═════ Records supplied
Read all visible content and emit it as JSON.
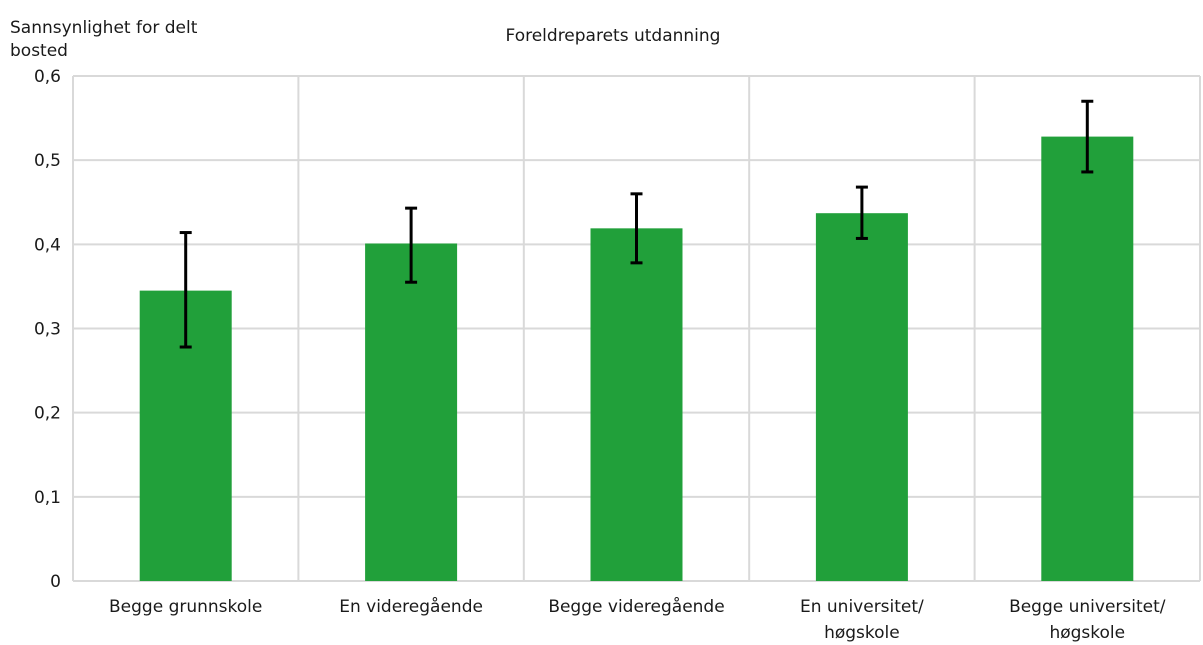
{
  "chart_data": {
    "type": "bar",
    "title": "Foreldreparets utdanning",
    "ylabel": [
      "Sannsynlighet for delt",
      "bosted"
    ],
    "xlabel": "",
    "categories": [
      [
        "Begge grunnskole"
      ],
      [
        "En videregående"
      ],
      [
        "Begge videregående"
      ],
      [
        "En universitet/",
        "høgskole"
      ],
      [
        "Begge universitet/",
        "høgskole"
      ]
    ],
    "values": [
      0.345,
      0.401,
      0.419,
      0.437,
      0.528
    ],
    "error_low": [
      0.278,
      0.355,
      0.378,
      0.407,
      0.486
    ],
    "error_high": [
      0.414,
      0.443,
      0.46,
      0.468,
      0.57
    ],
    "ylim": [
      0,
      0.6
    ],
    "yticks": [
      "0",
      "0,1",
      "0,2",
      "0,3",
      "0,4",
      "0,5",
      "0,6"
    ],
    "grid": true,
    "bar_color": "#21a03a",
    "error_bar_color": "#000000",
    "grid_color": "#d9d9d9"
  }
}
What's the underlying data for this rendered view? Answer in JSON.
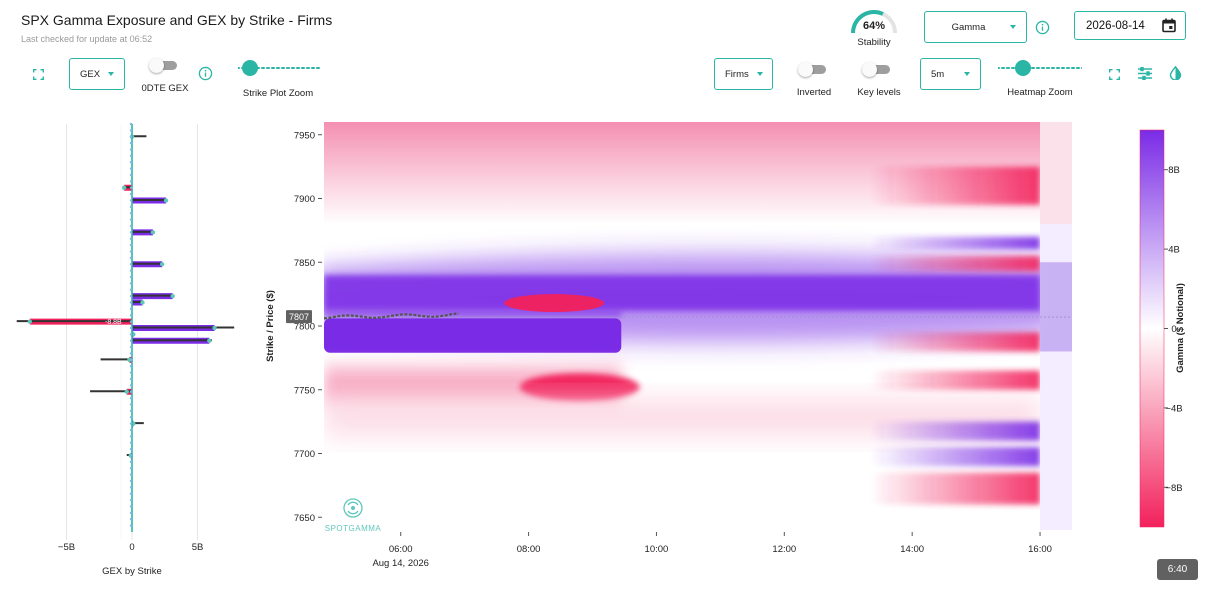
{
  "header": {
    "title": "SPX Gamma Exposure and GEX by Strike - Firms",
    "subtitle": "Last checked for update at 06:52"
  },
  "stability": {
    "value_label": "64%",
    "value": 64,
    "label": "Stability"
  },
  "metric_select": {
    "value": "Gamma"
  },
  "date_input": {
    "value": "2026-08-14"
  },
  "controls": {
    "gex_select": "GEX",
    "odte_label": "0DTE GEX",
    "strike_zoom_label": "Strike Plot Zoom",
    "strike_zoom_value": 0.06,
    "firms_select": "Firms",
    "inverted_label": "Inverted",
    "key_levels_label": "Key levels",
    "interval_select": "5m",
    "heatmap_zoom_label": "Heatmap Zoom",
    "heatmap_zoom_value": 0.25
  },
  "icons": {
    "expand": "expand-icon",
    "info": "info-icon",
    "calendar": "calendar-icon",
    "settings": "sliders-icon",
    "contrast": "contrast-icon"
  },
  "colors": {
    "accent": "#2ab5a5",
    "positive": "#7a2be6",
    "negative": "#f2215c",
    "spot_line": "#555555"
  },
  "chart_data": [
    {
      "type": "bar",
      "xlabel": "GEX by Strike",
      "x_ticks": [
        "−5B",
        "0",
        "5B"
      ],
      "x_tick_values": [
        -5,
        0,
        5
      ],
      "xlim": [
        -8,
        8
      ],
      "spot_label": "-8.8B",
      "strikes": [
        7950,
        7910,
        7900,
        7875,
        7850,
        7825,
        7820,
        7805,
        7800,
        7795,
        7790,
        7775,
        7750,
        7725,
        7700
      ],
      "values": [
        0,
        -0.6,
        2.6,
        1.6,
        2.3,
        3.1,
        0.8,
        -7.8,
        6.3,
        0.1,
        5.9,
        -0.2,
        -0.4,
        0.1,
        -0.1
      ],
      "firm_values": [
        1.1,
        -0.7,
        2.5,
        1.4,
        2.2,
        3.0,
        0.7,
        -8.8,
        7.8,
        0.2,
        6.1,
        -2.4,
        -3.2,
        0.9,
        -0.4
      ]
    },
    {
      "type": "heatmap",
      "ylabel": "Strike / Price ($)",
      "y_ticks": [
        "7950",
        "7900",
        "7850",
        "7800",
        "7750",
        "7700",
        "7650"
      ],
      "y_tick_values": [
        7950,
        7900,
        7850,
        7800,
        7750,
        7700,
        7650
      ],
      "ylim": [
        7640,
        7960
      ],
      "x_ticks": [
        "06:00",
        "08:00",
        "10:00",
        "12:00",
        "14:00",
        "16:00"
      ],
      "x_tick_values": [
        6,
        8,
        10,
        12,
        14,
        16
      ],
      "x_date_label": "Aug 14, 2026",
      "xlim": [
        4.8,
        16.5
      ],
      "spot_price": 7807,
      "spot_label": "7807",
      "colorbar_label": "Gamma ($ Notional)",
      "colorbar_ticks": [
        "8B",
        "4B",
        "0",
        "−4B",
        "−8B"
      ],
      "colorbar_tick_values": [
        8,
        4,
        0,
        -4,
        -8
      ],
      "colorbar_range": [
        -10,
        10
      ]
    }
  ],
  "watermark": {
    "text": "SPOTGAMMA"
  },
  "tooltip": {
    "text": "6:40"
  }
}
══════════
-- Requirement --
Reproduce the material word for word, minus the images.

-- Written answer --
Read all visible content and emit it as JSON.
{
  "chart_data": {
    "type": "bar",
    "title": "Foreldreparets utdanning",
    "ylabel": [
      "Sannsynlighet for delt",
      "bosted"
    ],
    "xlabel": "",
    "categories": [
      [
        "Begge grunnskole"
      ],
      [
        "En videregående"
      ],
      [
        "Begge videregående"
      ],
      [
        "En universitet/",
        "høgskole"
      ],
      [
        "Begge universitet/",
        "høgskole"
      ]
    ],
    "values": [
      0.345,
      0.401,
      0.419,
      0.437,
      0.528
    ],
    "error_low": [
      0.278,
      0.355,
      0.378,
      0.407,
      0.486
    ],
    "error_high": [
      0.414,
      0.443,
      0.46,
      0.468,
      0.57
    ],
    "ylim": [
      0,
      0.6
    ],
    "yticks": [
      "0",
      "0,1",
      "0,2",
      "0,3",
      "0,4",
      "0,5",
      "0,6"
    ],
    "grid": true,
    "bar_color": "#21a03a",
    "error_bar_color": "#000000",
    "grid_color": "#d9d9d9"
  }
}
What's the underlying data for this rendered view? Answer in JSON.
{
  "header": {
    "title": "SPX Gamma Exposure and GEX by Strike - Firms",
    "subtitle": "Last checked for update at 06:52"
  },
  "stability": {
    "value_label": "64%",
    "value": 64,
    "label": "Stability"
  },
  "metric_select": {
    "value": "Gamma"
  },
  "date_input": {
    "value": "2026-08-14"
  },
  "controls": {
    "gex_select": "GEX",
    "odte_label": "0DTE GEX",
    "strike_zoom_label": "Strike Plot Zoom",
    "strike_zoom_value": 0.06,
    "firms_select": "Firms",
    "inverted_label": "Inverted",
    "key_levels_label": "Key levels",
    "interval_select": "5m",
    "heatmap_zoom_label": "Heatmap Zoom",
    "heatmap_zoom_value": 0.25
  },
  "icons": {
    "expand": "expand-icon",
    "info": "info-icon",
    "calendar": "calendar-icon",
    "settings": "sliders-icon",
    "contrast": "contrast-icon"
  },
  "colors": {
    "accent": "#2ab5a5",
    "positive": "#7a2be6",
    "negative": "#f2215c",
    "spot_line": "#555555"
  },
  "chart_data": [
    {
      "type": "bar",
      "xlabel": "GEX by Strike",
      "x_ticks": [
        "−5B",
        "0",
        "5B"
      ],
      "x_tick_values": [
        -5,
        0,
        5
      ],
      "xlim": [
        -8,
        8
      ],
      "spot_label": "-8.8B",
      "strikes": [
        7950,
        7910,
        7900,
        7875,
        7850,
        7825,
        7820,
        7805,
        7800,
        7795,
        7790,
        7775,
        7750,
        7725,
        7700
      ],
      "values": [
        0,
        -0.6,
        2.6,
        1.6,
        2.3,
        3.1,
        0.8,
        -7.8,
        6.3,
        0.1,
        5.9,
        -0.2,
        -0.4,
        0.1,
        -0.1
      ],
      "firm_values": [
        1.1,
        -0.7,
        2.5,
        1.4,
        2.2,
        3.0,
        0.7,
        -8.8,
        7.8,
        0.2,
        6.1,
        -2.4,
        -3.2,
        0.9,
        -0.4
      ]
    },
    {
      "type": "heatmap",
      "ylabel": "Strike / Price ($)",
      "y_ticks": [
        "7950",
        "7900",
        "7850",
        "7800",
        "7750",
        "7700",
        "7650"
      ],
      "y_tick_values": [
        7950,
        7900,
        7850,
        7800,
        7750,
        7700,
        7650
      ],
      "ylim": [
        7640,
        7960
      ],
      "x_ticks": [
        "06:00",
        "08:00",
        "10:00",
        "12:00",
        "14:00",
        "16:00"
      ],
      "x_tick_values": [
        6,
        8,
        10,
        12,
        14,
        16
      ],
      "x_date_label": "Aug 14, 2026",
      "xlim": [
        4.8,
        16.5
      ],
      "spot_price": 7807,
      "spot_label": "7807",
      "colorbar_label": "Gamma ($ Notional)",
      "colorbar_ticks": [
        "8B",
        "4B",
        "0",
        "−4B",
        "−8B"
      ],
      "colorbar_tick_values": [
        8,
        4,
        0,
        -4,
        -8
      ],
      "colorbar_range": [
        -10,
        10
      ]
    }
  ],
  "watermark": {
    "text": "SPOTGAMMA"
  },
  "tooltip": {
    "text": "6:40"
  }
}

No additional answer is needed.